Task to carry out: In the records below, find each line containing the word "nowych" and copy it.

Dataset entries:
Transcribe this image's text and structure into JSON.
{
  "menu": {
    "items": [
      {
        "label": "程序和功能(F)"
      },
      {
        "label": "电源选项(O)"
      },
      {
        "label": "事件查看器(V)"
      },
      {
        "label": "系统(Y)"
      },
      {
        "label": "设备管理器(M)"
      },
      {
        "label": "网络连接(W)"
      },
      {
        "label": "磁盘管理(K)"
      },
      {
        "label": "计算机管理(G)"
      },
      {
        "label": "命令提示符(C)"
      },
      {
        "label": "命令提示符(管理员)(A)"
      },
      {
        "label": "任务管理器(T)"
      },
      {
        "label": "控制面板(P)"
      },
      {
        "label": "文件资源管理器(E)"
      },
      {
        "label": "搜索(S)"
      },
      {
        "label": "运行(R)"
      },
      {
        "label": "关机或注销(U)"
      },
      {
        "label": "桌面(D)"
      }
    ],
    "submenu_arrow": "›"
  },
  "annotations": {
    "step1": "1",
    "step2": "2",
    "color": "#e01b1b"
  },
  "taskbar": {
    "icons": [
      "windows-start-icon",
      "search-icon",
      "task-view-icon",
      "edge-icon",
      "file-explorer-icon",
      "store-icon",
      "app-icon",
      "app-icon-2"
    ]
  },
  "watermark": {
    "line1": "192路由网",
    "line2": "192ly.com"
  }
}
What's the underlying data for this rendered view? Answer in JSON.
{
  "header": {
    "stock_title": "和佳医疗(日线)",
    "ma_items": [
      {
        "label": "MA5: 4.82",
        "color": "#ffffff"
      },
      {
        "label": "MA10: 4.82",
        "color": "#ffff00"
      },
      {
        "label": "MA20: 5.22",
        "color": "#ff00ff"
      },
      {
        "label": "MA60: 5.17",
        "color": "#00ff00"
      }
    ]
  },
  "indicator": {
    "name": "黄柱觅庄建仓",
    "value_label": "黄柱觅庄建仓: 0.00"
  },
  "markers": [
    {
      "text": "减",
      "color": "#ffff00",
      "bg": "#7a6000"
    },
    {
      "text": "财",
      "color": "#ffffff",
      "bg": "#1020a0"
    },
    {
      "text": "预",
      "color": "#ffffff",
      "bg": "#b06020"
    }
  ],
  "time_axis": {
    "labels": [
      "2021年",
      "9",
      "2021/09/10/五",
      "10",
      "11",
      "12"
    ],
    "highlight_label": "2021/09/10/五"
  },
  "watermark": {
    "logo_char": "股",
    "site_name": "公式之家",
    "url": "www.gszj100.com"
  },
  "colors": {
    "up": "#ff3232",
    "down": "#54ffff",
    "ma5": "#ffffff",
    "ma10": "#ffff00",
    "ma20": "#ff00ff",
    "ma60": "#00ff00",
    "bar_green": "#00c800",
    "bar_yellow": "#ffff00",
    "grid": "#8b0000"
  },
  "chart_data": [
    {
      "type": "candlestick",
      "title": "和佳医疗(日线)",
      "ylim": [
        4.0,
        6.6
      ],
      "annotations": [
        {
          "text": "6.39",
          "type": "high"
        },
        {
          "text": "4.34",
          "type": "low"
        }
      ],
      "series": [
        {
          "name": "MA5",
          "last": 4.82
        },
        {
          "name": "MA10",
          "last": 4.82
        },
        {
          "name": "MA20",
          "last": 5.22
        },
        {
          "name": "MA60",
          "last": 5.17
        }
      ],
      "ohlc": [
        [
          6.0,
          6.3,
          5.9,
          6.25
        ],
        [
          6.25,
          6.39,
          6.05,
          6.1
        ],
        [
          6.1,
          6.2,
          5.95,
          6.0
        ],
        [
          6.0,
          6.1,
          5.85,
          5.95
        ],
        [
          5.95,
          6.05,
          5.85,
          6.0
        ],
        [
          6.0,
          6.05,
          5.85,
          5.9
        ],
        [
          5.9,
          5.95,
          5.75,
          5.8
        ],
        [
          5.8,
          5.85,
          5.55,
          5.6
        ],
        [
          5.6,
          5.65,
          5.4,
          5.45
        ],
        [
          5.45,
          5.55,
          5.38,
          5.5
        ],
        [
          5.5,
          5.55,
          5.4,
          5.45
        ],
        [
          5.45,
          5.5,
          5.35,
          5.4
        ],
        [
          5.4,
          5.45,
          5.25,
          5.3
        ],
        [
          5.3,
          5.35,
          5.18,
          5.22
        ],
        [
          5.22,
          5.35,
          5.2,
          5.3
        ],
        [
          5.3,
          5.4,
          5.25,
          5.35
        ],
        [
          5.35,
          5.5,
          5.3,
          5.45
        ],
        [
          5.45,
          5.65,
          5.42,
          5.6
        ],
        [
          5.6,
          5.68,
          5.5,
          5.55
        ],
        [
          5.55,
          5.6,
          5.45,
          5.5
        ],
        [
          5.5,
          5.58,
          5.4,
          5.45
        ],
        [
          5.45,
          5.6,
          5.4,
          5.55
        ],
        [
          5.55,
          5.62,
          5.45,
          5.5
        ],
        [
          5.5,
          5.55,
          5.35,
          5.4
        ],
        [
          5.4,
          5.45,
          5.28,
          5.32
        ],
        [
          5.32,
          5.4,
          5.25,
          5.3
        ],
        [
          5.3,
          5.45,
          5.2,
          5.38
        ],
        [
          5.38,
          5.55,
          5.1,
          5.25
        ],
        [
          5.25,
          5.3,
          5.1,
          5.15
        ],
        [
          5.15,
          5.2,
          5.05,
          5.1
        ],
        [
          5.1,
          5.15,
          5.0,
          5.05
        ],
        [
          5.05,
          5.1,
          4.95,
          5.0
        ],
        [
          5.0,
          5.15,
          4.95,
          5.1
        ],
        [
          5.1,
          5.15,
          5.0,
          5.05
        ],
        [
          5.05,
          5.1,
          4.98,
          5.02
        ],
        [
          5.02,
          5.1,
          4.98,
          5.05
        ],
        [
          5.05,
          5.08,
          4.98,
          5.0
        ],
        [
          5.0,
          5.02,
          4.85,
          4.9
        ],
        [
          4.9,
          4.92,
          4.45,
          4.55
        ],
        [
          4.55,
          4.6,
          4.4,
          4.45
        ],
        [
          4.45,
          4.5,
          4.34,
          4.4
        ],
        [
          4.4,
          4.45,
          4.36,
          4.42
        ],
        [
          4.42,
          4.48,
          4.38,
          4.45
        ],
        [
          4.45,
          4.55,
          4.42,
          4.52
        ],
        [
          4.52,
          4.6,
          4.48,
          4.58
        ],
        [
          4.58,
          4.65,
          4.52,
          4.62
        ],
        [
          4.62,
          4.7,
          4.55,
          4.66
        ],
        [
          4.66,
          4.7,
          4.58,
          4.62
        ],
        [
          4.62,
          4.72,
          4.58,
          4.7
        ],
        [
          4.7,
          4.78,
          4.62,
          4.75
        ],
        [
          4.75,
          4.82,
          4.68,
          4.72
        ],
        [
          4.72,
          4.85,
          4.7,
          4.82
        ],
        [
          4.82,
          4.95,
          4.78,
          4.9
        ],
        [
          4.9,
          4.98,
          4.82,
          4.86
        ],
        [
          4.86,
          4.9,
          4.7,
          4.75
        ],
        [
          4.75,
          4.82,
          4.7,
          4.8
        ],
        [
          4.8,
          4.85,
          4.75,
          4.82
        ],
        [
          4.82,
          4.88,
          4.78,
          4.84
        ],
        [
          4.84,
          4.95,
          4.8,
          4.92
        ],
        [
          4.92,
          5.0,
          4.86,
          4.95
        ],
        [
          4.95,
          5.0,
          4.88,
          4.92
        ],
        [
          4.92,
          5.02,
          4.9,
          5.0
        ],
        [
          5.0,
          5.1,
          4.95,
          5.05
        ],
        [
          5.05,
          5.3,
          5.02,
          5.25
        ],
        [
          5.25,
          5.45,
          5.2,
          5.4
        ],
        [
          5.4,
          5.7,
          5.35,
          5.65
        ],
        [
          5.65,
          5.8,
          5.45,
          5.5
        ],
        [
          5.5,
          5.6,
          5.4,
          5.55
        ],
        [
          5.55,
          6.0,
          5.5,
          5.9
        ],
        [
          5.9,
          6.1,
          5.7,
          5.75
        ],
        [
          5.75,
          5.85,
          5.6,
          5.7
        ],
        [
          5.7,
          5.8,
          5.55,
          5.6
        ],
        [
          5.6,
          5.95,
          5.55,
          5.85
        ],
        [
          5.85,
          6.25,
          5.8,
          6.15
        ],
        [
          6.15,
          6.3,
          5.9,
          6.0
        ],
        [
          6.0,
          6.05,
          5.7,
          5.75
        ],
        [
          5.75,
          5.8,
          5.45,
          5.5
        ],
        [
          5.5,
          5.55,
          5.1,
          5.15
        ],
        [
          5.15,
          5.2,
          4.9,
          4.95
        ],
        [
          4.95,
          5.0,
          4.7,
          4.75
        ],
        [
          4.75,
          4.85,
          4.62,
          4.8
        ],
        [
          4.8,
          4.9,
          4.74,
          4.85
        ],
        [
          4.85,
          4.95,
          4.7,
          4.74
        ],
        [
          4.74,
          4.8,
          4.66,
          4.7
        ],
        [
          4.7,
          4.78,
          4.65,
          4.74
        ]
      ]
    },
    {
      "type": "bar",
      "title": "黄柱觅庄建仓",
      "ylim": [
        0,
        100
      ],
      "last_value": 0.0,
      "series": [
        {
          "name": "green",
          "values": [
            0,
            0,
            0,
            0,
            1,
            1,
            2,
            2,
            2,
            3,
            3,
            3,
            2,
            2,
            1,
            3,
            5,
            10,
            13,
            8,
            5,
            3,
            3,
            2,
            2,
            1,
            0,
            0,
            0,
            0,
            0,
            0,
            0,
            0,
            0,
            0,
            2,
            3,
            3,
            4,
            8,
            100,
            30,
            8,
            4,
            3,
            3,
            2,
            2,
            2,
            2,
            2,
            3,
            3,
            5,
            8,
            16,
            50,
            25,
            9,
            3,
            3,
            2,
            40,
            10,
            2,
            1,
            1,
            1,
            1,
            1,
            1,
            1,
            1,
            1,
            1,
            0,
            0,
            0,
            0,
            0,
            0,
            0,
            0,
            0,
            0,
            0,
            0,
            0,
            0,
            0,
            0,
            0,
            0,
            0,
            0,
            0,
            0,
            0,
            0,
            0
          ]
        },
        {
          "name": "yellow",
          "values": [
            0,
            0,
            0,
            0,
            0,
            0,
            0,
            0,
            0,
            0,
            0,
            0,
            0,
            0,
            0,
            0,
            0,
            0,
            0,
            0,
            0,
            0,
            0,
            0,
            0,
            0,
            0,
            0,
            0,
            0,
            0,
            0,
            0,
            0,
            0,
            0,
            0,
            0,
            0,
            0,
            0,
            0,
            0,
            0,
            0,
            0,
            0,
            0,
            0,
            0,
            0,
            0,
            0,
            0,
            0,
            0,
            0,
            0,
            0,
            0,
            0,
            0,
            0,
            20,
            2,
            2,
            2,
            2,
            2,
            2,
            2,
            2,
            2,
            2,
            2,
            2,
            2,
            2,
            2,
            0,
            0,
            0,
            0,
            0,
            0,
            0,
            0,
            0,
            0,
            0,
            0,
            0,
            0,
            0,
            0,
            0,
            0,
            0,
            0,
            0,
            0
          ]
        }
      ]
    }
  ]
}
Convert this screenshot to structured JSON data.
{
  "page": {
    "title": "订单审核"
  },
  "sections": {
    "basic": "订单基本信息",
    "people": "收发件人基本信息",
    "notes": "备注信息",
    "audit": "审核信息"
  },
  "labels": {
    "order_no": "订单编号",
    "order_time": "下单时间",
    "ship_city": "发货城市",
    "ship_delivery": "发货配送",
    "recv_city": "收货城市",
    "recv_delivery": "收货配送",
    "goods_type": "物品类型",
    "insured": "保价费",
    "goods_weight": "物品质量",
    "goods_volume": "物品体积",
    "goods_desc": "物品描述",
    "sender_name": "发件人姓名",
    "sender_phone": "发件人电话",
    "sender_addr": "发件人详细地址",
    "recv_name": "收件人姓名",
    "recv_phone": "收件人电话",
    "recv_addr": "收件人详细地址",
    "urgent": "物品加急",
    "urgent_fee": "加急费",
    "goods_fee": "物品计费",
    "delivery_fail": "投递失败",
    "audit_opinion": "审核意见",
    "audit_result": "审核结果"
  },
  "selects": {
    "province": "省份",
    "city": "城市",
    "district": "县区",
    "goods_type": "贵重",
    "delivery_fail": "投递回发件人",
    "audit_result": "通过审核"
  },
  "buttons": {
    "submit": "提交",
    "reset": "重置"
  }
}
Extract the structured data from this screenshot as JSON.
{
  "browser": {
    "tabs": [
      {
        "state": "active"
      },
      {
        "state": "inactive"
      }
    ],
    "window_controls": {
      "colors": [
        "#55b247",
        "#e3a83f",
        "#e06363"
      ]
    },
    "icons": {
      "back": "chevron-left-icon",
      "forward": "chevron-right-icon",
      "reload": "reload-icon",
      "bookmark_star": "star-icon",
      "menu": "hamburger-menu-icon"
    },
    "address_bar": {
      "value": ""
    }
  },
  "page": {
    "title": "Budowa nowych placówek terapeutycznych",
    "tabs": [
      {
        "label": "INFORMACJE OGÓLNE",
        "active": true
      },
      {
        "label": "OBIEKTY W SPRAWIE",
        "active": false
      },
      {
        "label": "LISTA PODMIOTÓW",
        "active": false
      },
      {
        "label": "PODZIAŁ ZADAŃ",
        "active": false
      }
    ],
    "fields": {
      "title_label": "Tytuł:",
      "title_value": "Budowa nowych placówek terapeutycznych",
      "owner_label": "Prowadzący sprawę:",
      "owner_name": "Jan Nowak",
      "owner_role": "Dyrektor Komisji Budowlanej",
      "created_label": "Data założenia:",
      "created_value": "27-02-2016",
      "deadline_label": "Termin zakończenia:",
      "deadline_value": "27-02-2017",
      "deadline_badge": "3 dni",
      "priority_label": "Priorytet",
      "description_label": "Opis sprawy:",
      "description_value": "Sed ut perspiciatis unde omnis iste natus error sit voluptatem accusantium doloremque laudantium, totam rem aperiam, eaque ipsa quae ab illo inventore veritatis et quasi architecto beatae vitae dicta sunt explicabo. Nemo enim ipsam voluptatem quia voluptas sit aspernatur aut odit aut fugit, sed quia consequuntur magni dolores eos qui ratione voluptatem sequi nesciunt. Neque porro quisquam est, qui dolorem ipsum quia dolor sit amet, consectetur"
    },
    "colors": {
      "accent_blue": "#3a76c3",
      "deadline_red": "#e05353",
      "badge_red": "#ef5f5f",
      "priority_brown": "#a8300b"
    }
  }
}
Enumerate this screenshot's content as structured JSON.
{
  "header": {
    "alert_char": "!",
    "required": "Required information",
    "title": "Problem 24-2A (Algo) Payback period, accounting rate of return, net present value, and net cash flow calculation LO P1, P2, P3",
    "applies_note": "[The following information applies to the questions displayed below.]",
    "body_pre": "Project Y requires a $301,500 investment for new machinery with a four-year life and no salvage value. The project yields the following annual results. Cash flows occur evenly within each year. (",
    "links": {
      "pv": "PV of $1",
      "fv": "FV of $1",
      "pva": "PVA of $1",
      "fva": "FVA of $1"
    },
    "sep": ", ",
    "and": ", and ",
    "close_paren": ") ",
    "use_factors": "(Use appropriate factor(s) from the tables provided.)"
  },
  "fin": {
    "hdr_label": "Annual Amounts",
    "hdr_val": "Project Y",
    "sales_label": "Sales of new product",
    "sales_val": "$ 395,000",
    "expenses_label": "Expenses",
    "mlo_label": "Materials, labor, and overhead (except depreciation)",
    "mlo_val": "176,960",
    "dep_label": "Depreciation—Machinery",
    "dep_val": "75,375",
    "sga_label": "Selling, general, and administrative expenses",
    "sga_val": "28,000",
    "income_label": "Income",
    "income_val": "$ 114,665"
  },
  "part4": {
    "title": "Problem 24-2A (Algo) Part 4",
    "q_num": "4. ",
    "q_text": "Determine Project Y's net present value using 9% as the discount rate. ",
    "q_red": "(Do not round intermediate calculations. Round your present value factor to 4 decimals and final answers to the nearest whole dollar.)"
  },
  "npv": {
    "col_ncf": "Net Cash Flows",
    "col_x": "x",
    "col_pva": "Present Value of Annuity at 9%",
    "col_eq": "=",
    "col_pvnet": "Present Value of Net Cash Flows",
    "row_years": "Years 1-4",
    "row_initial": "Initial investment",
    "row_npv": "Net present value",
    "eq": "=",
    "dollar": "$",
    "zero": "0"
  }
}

Full response:
    "title": "Budowa nowych placówek terapeutycznych",
      "title_value": "Budowa nowych placówek terapeutycznych",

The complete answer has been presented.